### [Goal]
Across the listing below, count the lines that mention the string "JSON". Reply with the figure only.

### [Exercise input]

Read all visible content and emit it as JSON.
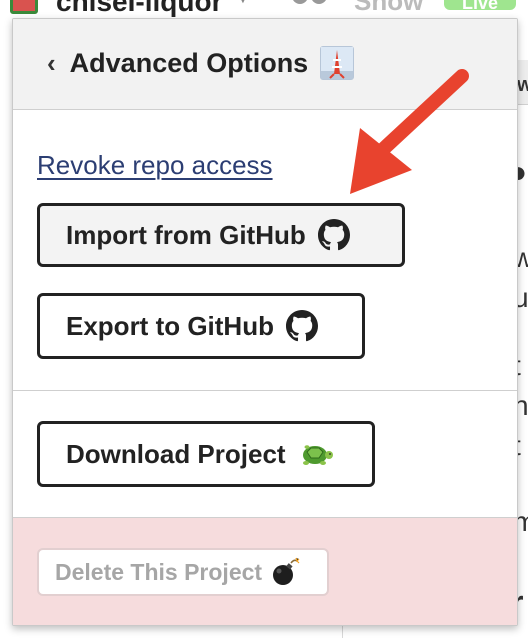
{
  "background": {
    "project_name": "chiseI-liquor",
    "show_label": "Show",
    "live_label": "Live",
    "colors": {
      "live_badge": "#9fe58f"
    }
  },
  "popover": {
    "title": "Advanced Options",
    "title_icon": "tokyo-tower-emoji",
    "back_icon": "chevron-left-icon",
    "revoke_link": "Revoke repo access",
    "import_button": "Import from GitHub",
    "export_button": "Export to GitHub",
    "github_icon": "github-octocat-icon",
    "download_button": "Download Project",
    "download_icon": "turtle-emoji",
    "delete_button": "Delete This Project",
    "delete_icon": "bomb-emoji",
    "delete_enabled": false
  },
  "annotation": {
    "type": "red-arrow",
    "points_to": "import_button",
    "color": "#e8432e"
  },
  "colors": {
    "header_bg": "#f2f2f2",
    "danger_section_bg": "#f6dcdd",
    "link": "#2c3e73",
    "button_border": "#222222"
  }
}
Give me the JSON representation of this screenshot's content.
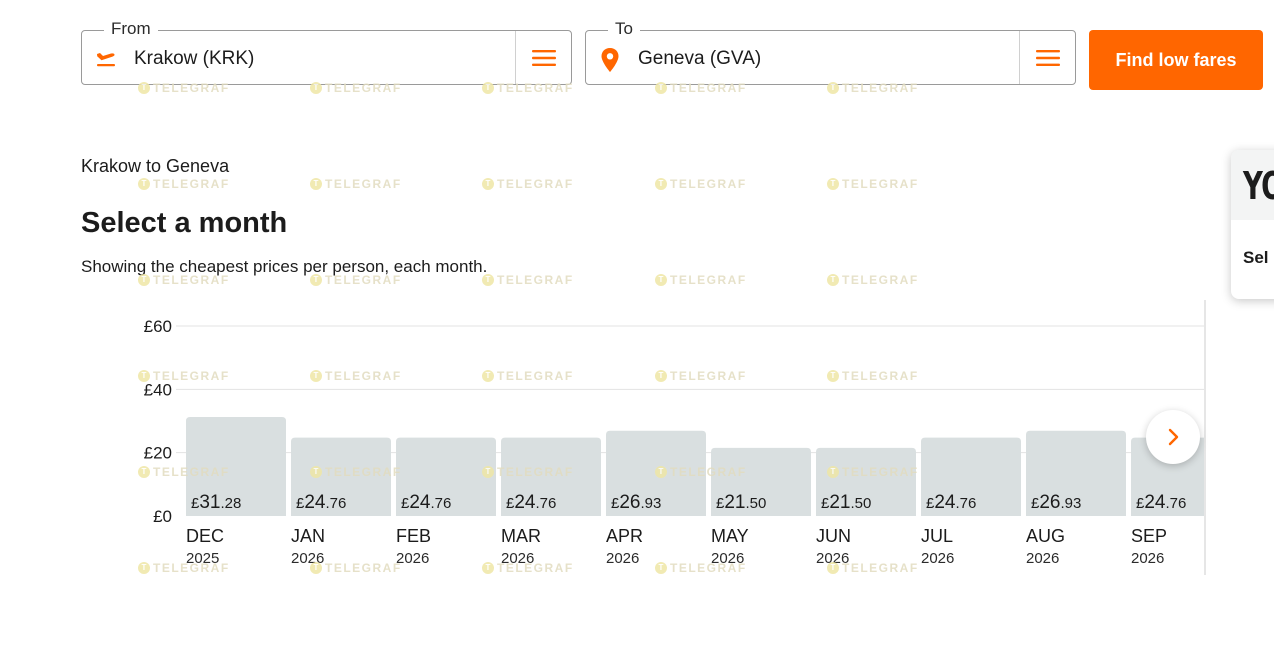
{
  "search": {
    "from": {
      "legend": "From",
      "value": "Krakow (KRK)",
      "icon": "plane-takeoff-icon"
    },
    "to": {
      "legend": "To",
      "value": "Geneva (GVA)",
      "icon": "location-pin-icon"
    },
    "menu_icon": "hamburger-menu-icon",
    "find_button": "Find low fares"
  },
  "main": {
    "route": "Krakow to Geneva",
    "heading": "Select a month",
    "subtitle": "Showing the cheapest prices per person, each month."
  },
  "side_card": {
    "title": "YO",
    "text": "Sel"
  },
  "watermark": {
    "text": "TELEGRAF",
    "glyph": "T"
  },
  "colors": {
    "accent": "#ff6600",
    "bar": "#d9dfe0"
  },
  "chart_data": {
    "type": "bar",
    "currency": "£",
    "yticks": [
      "£0",
      "£20",
      "£40",
      "£60"
    ],
    "ytick_values": [
      0,
      20,
      40,
      60
    ],
    "ylim": [
      0,
      60
    ],
    "months": [
      {
        "month": "DEC",
        "year": "2025",
        "big": "31",
        "small": ".28",
        "value": 31.28
      },
      {
        "month": "JAN",
        "year": "2026",
        "big": "24",
        "small": ".76",
        "value": 24.76
      },
      {
        "month": "FEB",
        "year": "2026",
        "big": "24",
        "small": ".76",
        "value": 24.76
      },
      {
        "month": "MAR",
        "year": "2026",
        "big": "24",
        "small": ".76",
        "value": 24.76
      },
      {
        "month": "APR",
        "year": "2026",
        "big": "26",
        "small": ".93",
        "value": 26.93
      },
      {
        "month": "MAY",
        "year": "2026",
        "big": "21",
        "small": ".50",
        "value": 21.5
      },
      {
        "month": "JUN",
        "year": "2026",
        "big": "21",
        "small": ".50",
        "value": 21.5
      },
      {
        "month": "JUL",
        "year": "2026",
        "big": "24",
        "small": ".76",
        "value": 24.76
      },
      {
        "month": "AUG",
        "year": "2026",
        "big": "26",
        "small": ".93",
        "value": 26.93
      },
      {
        "month": "SEP",
        "year": "2026",
        "big": "24",
        "small": ".76",
        "value": 24.76
      }
    ]
  }
}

### [Response to this exercise]
2